▶ [Records for the exercise]
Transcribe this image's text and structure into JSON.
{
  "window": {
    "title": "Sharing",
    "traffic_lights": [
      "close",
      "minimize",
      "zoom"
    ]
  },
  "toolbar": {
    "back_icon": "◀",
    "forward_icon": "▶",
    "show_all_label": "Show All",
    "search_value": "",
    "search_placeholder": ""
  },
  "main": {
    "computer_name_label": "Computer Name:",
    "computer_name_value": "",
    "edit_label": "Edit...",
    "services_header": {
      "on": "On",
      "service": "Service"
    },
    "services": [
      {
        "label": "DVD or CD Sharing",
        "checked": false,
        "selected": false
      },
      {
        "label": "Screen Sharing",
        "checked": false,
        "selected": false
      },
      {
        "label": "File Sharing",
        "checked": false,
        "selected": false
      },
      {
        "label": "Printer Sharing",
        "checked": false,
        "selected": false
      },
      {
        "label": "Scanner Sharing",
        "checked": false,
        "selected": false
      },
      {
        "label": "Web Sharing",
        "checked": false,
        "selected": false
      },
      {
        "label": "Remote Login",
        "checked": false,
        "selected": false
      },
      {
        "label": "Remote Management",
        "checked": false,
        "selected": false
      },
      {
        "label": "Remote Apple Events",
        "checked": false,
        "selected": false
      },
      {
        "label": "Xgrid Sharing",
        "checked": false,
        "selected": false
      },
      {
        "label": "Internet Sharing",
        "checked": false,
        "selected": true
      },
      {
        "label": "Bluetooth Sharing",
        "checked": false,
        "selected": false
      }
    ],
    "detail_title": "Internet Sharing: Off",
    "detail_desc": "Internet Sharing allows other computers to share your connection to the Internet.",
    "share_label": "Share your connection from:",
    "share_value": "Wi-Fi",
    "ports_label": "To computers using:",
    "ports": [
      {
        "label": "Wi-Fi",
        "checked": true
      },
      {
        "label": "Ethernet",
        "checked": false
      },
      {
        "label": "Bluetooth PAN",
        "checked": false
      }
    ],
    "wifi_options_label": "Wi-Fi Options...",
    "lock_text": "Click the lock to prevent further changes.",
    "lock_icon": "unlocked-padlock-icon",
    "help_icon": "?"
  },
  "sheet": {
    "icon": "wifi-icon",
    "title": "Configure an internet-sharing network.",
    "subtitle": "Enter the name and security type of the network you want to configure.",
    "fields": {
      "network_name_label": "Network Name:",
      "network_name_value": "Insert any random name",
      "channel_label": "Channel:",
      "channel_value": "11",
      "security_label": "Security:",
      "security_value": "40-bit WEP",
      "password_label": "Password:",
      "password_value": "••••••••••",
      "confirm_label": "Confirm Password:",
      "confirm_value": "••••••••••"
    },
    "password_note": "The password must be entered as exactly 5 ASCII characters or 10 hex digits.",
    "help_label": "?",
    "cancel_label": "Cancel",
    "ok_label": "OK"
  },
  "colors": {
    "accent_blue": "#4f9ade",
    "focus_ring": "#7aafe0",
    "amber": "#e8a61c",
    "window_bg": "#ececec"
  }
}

▶ [Exercise task] Using the entries above, return each line in which the word "your" occurs.

▶ [Reply to the exercise]
    "detail_desc": "Internet Sharing allows other computers to share your connection to the Internet.",
    "share_label": "Share your connection from:",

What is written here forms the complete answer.